━━━━━ Text passage
After seeing Ronan’s section on how to integrate Claude Code into the GitHub repo (unfortunately much later than I would have preferred!), I also used Claude to help with formatting and write-up — ensuring everything was written in my own words, but using Claude Code to help place those words correctly, handle images, and structure the page. It definitely saved hours of time and made learning this webpage format of project documentation fast enough to get done within the time constraints I’ve been under. Massive thank you Ronan!
━━━━━━━━━━
━━━━━ Data excerpts
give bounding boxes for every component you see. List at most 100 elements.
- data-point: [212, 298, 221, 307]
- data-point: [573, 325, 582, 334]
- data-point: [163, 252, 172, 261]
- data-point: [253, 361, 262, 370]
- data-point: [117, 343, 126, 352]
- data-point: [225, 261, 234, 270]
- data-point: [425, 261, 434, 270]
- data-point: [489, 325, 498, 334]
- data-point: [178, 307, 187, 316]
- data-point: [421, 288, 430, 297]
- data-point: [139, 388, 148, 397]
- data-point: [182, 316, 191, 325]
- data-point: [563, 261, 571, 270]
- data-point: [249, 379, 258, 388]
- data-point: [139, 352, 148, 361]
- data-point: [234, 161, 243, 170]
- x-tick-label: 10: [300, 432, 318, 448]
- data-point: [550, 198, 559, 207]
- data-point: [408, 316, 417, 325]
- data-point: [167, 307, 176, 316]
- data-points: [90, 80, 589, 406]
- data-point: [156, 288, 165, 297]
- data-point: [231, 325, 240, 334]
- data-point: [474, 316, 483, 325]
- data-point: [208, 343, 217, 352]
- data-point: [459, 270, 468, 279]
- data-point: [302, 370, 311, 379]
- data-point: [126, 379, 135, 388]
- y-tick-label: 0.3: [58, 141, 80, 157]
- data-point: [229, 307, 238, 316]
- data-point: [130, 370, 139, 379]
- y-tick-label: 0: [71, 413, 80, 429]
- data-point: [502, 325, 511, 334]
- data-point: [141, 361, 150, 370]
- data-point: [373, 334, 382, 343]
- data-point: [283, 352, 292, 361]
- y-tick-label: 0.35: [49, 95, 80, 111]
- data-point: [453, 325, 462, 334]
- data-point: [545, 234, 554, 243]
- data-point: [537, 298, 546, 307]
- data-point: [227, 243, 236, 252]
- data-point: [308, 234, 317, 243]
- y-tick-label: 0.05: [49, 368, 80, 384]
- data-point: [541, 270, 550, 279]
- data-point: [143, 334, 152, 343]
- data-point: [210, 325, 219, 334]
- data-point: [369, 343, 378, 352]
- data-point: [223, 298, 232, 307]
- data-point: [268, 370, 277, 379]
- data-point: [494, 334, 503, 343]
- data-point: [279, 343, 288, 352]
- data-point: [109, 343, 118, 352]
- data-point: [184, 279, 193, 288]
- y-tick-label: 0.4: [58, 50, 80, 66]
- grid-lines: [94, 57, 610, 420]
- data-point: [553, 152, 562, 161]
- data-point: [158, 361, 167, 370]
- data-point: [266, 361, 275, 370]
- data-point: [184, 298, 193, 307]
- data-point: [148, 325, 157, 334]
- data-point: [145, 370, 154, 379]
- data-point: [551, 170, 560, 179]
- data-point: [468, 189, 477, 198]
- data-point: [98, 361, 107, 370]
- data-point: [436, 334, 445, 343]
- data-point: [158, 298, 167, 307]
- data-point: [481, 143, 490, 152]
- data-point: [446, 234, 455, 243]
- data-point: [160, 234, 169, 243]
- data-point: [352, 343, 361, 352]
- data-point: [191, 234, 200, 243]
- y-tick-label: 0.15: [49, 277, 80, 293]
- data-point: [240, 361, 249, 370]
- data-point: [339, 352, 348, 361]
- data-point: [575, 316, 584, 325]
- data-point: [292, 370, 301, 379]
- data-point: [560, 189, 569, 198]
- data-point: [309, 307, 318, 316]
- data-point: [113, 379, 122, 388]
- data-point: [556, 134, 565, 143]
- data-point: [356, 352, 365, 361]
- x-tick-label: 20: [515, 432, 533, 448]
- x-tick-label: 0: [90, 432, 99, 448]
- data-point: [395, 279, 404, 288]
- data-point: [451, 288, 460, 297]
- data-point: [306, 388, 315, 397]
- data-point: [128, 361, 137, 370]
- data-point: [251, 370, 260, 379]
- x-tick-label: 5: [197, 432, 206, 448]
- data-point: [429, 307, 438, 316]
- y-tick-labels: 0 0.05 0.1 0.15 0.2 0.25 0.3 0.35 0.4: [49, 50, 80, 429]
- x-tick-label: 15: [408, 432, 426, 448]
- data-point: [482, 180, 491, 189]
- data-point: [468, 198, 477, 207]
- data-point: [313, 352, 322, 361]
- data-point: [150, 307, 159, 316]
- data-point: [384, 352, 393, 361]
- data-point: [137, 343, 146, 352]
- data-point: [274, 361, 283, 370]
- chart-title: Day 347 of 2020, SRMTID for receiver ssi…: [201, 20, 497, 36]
━━━━━━━━━━
§ Task
Transcribe the acknowledgment passage word for word, taking everything from "After seeing Ronan’s" down to "thank you Ronan!".

§ Reply to the task
After seeing Ronan’s section on how to integrate Claude Code into the GitHub repo (unfortunately much later than I would have preferred!), I also used Claude to help with formatting and write-up — ensuring everything was written in my own words, but using Claude Code to help place those words correctly, handle images, and structure the page. It definitely saved hours of time and made learning this webpage format of project documentation fast enough to get done within the time constraints I’ve been under. Massive thank you Ronan!